## 設問:
年末の夜咄についての文書抜粋を二文で要約しなさい。

## 文書抜粋:
● ● ● ●

2017年後半の日々

2017年12月29日

 

年末も押し詰まった29日、夜咄を行いました。

 

久々に来て下さった方々もいて、ろうそくの火を共に楽しんでいただきました。

 

軸は「千秋楽」 今年ももう2日を残すばかりのお忙しい中、来て下さったお客様に感謝です。

 

まだ暮れ残る中で、前茶として薄茶を差し上げます。

 

我が家からはシルエットとなった富士山の方に夕陽が沈むので、その光景も楽しんでいただきました。

 

焼物好きのお客様が、ご自身のコレクションをお持ちくださいました。

 

現代作家のユニークな酒次ぎとぐい吞みの数々。一つ一つについてのお話も楽しく、選ぶのも迷いました。

 

和ろうそくならではの芯切りも、皆さんにも順番にやっていただきました。

 

硬い灰のような不思議な感触は、実際触ってみないと分かりませんね。

● ● ● ●

## 記録:

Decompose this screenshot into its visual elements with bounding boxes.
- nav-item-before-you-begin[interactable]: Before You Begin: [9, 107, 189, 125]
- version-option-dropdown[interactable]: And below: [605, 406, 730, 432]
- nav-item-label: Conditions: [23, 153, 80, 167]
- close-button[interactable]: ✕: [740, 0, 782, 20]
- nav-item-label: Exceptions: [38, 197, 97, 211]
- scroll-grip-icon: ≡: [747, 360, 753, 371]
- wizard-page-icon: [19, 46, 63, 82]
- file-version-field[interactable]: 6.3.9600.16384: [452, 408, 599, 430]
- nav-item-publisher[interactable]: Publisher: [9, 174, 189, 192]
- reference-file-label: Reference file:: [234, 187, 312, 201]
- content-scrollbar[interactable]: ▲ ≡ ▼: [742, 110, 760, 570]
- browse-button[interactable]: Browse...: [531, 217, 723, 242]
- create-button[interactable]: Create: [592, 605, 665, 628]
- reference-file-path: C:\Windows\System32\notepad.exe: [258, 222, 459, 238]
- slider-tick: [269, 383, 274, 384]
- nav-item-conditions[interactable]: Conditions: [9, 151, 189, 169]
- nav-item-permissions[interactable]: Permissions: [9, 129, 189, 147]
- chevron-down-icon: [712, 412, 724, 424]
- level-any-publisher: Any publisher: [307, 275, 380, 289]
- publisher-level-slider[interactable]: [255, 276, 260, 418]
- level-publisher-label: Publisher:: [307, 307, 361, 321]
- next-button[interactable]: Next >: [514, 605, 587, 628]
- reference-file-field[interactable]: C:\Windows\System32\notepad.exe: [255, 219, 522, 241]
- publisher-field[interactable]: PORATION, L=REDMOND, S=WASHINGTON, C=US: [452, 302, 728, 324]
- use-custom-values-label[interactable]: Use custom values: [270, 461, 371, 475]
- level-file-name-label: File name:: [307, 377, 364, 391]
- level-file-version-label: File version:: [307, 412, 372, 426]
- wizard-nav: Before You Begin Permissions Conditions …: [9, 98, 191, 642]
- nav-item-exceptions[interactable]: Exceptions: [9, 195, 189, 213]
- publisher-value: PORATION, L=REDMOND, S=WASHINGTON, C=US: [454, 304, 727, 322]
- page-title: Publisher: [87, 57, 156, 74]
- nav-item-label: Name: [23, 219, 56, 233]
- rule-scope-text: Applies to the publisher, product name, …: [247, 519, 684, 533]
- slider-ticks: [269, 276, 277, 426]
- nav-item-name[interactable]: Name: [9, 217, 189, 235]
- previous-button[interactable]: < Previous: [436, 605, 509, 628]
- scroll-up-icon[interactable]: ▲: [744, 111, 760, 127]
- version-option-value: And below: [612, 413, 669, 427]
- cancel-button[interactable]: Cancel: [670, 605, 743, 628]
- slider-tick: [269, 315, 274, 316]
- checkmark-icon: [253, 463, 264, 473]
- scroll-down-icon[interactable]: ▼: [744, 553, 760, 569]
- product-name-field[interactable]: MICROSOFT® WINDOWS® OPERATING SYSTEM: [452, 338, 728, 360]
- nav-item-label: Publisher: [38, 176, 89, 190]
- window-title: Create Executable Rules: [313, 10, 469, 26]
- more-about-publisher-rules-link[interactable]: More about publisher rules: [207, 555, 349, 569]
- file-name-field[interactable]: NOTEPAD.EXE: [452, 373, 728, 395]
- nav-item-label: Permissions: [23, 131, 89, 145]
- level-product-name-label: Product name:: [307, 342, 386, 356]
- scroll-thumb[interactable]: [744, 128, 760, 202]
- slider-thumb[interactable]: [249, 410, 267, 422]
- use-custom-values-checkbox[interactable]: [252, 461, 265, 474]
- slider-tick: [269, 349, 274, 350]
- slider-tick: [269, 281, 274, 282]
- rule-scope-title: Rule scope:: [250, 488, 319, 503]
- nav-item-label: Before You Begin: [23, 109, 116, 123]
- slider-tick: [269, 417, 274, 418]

● ● ● ●

## 解答:
12月29日に夜咄が行われ、暮れ残る中で前茶として薄茶が出され、富士山の方に沈む夕陽の光景も楽しまれた。焼物好きのお客様が現代作家の酒次ぎとぐい吞みのコレクションを持参し、和ろうそくの芯切りも皆さんが順番に行った。